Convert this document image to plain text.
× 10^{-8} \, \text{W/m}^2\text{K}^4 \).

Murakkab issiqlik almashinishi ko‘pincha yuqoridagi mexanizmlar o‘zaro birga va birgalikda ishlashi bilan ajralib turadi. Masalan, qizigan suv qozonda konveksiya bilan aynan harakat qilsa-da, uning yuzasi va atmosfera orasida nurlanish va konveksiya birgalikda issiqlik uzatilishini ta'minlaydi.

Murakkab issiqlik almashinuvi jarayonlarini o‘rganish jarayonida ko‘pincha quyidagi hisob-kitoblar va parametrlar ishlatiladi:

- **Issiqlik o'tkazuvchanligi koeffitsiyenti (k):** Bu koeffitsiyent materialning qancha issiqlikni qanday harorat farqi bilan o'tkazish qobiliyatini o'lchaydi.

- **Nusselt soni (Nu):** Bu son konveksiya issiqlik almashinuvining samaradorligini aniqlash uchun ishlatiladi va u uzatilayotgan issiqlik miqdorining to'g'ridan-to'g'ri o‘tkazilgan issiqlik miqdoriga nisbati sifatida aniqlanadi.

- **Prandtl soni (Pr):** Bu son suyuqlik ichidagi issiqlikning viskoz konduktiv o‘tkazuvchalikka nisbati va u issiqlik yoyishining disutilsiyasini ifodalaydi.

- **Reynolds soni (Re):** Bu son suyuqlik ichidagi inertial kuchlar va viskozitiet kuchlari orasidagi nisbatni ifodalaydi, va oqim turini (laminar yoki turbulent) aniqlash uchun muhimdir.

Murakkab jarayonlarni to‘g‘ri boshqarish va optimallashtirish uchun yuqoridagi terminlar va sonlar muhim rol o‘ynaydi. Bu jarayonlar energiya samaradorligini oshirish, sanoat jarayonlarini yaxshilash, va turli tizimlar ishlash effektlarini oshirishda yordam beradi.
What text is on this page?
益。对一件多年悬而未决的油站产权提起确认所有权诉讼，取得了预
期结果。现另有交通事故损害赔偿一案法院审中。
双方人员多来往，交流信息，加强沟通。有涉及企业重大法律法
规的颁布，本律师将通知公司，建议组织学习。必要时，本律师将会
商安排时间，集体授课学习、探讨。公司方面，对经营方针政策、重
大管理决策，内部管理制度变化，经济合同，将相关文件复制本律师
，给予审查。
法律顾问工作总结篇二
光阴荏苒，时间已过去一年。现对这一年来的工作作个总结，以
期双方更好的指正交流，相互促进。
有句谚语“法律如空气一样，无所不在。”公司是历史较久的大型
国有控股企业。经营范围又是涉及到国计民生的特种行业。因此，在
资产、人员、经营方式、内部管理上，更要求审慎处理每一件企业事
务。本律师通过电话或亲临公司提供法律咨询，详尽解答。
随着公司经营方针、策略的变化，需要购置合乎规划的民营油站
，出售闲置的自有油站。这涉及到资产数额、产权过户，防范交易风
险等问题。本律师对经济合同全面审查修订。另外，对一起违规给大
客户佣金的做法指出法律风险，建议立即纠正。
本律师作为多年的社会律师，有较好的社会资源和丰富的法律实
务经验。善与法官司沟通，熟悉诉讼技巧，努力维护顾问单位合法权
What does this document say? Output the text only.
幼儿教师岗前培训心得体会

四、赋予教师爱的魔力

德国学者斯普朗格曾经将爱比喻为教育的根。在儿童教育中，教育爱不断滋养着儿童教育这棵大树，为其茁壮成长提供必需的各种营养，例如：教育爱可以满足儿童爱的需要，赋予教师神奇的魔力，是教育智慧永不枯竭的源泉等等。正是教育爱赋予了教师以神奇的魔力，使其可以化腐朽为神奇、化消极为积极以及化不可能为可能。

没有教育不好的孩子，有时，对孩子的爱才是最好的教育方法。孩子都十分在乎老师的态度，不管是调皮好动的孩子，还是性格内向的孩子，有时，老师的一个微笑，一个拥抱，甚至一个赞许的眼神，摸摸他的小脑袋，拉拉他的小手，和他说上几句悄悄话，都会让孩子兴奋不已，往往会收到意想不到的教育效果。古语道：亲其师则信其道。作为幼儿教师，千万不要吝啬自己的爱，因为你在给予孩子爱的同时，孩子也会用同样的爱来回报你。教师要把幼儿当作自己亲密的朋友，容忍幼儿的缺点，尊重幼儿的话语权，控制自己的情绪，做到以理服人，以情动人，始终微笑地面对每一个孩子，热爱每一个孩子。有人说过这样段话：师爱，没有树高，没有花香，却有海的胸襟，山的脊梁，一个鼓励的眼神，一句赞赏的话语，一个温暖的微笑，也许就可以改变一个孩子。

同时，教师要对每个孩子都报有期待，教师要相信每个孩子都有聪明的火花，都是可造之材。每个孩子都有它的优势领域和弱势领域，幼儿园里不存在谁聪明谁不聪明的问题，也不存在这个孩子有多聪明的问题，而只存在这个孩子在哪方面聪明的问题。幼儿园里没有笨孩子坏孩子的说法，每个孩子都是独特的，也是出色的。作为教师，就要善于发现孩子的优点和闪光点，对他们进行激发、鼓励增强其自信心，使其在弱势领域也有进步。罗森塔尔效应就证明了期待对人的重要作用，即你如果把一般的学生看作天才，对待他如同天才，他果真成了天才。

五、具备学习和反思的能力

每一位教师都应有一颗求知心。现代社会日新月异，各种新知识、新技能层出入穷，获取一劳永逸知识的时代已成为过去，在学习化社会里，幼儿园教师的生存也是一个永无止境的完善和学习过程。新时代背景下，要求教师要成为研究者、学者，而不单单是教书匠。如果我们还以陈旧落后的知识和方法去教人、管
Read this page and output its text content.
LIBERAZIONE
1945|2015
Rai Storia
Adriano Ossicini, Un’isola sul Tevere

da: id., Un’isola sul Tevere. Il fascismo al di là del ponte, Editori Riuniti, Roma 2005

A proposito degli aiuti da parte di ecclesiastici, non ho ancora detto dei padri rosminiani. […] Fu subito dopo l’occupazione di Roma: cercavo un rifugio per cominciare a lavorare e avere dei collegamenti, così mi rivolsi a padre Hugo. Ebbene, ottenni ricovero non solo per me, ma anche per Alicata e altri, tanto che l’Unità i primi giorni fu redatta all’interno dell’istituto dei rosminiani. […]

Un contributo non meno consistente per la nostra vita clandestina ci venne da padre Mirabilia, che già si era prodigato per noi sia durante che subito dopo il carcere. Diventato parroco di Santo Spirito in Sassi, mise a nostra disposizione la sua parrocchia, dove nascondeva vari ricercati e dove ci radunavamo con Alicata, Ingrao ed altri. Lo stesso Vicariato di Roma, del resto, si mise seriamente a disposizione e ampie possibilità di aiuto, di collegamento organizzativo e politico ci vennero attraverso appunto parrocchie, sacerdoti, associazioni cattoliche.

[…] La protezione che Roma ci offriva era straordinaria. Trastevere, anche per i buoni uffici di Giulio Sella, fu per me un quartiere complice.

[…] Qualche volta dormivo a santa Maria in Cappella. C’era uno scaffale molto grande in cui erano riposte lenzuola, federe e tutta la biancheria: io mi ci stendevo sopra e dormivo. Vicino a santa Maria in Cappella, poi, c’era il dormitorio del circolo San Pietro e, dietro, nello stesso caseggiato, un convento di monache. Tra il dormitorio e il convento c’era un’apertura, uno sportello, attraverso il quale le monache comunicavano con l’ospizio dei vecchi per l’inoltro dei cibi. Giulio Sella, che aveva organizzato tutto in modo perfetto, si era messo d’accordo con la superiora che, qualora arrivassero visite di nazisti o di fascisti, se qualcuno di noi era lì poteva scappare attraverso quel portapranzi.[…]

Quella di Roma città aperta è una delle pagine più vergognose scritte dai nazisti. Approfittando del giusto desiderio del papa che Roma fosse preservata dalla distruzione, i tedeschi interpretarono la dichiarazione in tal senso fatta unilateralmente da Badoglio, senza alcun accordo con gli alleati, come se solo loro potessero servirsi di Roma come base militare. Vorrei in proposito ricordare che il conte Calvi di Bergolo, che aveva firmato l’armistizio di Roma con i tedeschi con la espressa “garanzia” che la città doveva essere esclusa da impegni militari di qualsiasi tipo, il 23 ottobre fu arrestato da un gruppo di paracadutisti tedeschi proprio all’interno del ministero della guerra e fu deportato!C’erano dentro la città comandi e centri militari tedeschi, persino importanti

────

■ **WRITTEN INSTRUCTION**: In the listing above, how many lines include the word "pincha"? Answer with the number and nothing more.

■ **TASK ANSWER**: 2